Copy out all the entries exactly.

Source data:
# # # #
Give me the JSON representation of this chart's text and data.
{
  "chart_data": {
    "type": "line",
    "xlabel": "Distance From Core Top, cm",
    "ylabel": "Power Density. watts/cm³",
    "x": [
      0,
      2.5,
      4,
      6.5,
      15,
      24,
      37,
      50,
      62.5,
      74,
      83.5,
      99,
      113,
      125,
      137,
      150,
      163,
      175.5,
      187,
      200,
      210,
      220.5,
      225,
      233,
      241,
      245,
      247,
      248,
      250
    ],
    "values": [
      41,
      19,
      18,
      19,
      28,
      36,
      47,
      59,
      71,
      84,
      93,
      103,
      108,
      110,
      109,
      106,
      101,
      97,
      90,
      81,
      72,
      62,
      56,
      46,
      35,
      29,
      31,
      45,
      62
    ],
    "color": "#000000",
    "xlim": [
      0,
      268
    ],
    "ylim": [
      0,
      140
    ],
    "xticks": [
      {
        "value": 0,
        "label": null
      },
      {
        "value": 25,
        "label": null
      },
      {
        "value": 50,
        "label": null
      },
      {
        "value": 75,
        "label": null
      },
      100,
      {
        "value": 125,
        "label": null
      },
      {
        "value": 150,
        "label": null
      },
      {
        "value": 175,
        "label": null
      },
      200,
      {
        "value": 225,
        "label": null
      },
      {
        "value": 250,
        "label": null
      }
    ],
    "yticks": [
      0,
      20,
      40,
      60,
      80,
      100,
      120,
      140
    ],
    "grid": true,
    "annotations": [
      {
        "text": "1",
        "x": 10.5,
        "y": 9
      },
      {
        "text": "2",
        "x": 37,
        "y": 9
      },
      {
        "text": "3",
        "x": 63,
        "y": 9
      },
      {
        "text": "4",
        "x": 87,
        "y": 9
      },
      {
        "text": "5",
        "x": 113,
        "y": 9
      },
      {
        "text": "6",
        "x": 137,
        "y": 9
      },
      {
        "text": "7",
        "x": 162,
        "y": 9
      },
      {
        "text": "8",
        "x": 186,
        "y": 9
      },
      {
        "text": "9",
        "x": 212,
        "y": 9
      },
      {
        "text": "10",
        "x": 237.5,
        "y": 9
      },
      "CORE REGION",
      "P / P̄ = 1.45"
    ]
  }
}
# # # #
_Solution to this problem_
Give me the JSON representation of this chart's text and data.
{
  "chart_data": {
    "type": "line",
    "xlabel": "Distance From Core Top, cm",
    "ylabel": "Power Density. watts/cm³",
    "x": [
      0,
      2.5,
      4,
      6.5,
      15,
      24,
      37,
      50,
      62.5,
      74,
      83.5,
      99,
      113,
      125,
      137,
      150,
      163,
      175.5,
      187,
      200,
      210,
      220.5,
      225,
      233,
      241,
      245,
      247,
      248,
      250
    ],
    "values": [
      41,
      19,
      18,
      19,
      28,
      36,
      47,
      59,
      71,
      84,
      93,
      103,
      108,
      110,
      109,
      106,
      101,
      97,
      90,
      81,
      72,
      62,
      56,
      46,
      35,
      29,
      31,
      45,
      62
    ],
    "color": "#000000",
    "xlim": [
      0,
      268
    ],
    "ylim": [
      0,
      140
    ],
    "xticks": [
      {
        "value": 0,
        "label": null
      },
      {
        "value": 25,
        "label": null
      },
      {
        "value": 50,
        "label": null
      },
      {
        "value": 75,
        "label": null
      },
      100,
      {
        "value": 125,
        "label": null
      },
      {
        "value": 150,
        "label": null
      },
      {
        "value": 175,
        "label": null
      },
      200,
      {
        "value": 225,
        "label": null
      },
      {
        "value": 250,
        "label": null
      }
    ],
    "yticks": [
      0,
      20,
      40,
      60,
      80,
      100,
      120,
      140
    ],
    "grid": true,
    "annotations": [
      {
        "text": "1",
        "x": 10.5,
        "y": 9
      },
      {
        "text": "2",
        "x": 37,
        "y": 9
      },
      {
        "text": "3",
        "x": 63,
        "y": 9
      },
      {
        "text": "4",
        "x": 87,
        "y": 9
      },
      {
        "text": "5",
        "x": 113,
        "y": 9
      },
      {
        "text": "6",
        "x": 137,
        "y": 9
      },
      {
        "text": "7",
        "x": 162,
        "y": 9
      },
      {
        "text": "8",
        "x": 186,
        "y": 9
      },
      {
        "text": "9",
        "x": 212,
        "y": 9
      },
      {
        "text": "10",
        "x": 237.5,
        "y": 9
      },
      "CORE REGION",
      "P / P̄ = 1.45"
    ]
  }
}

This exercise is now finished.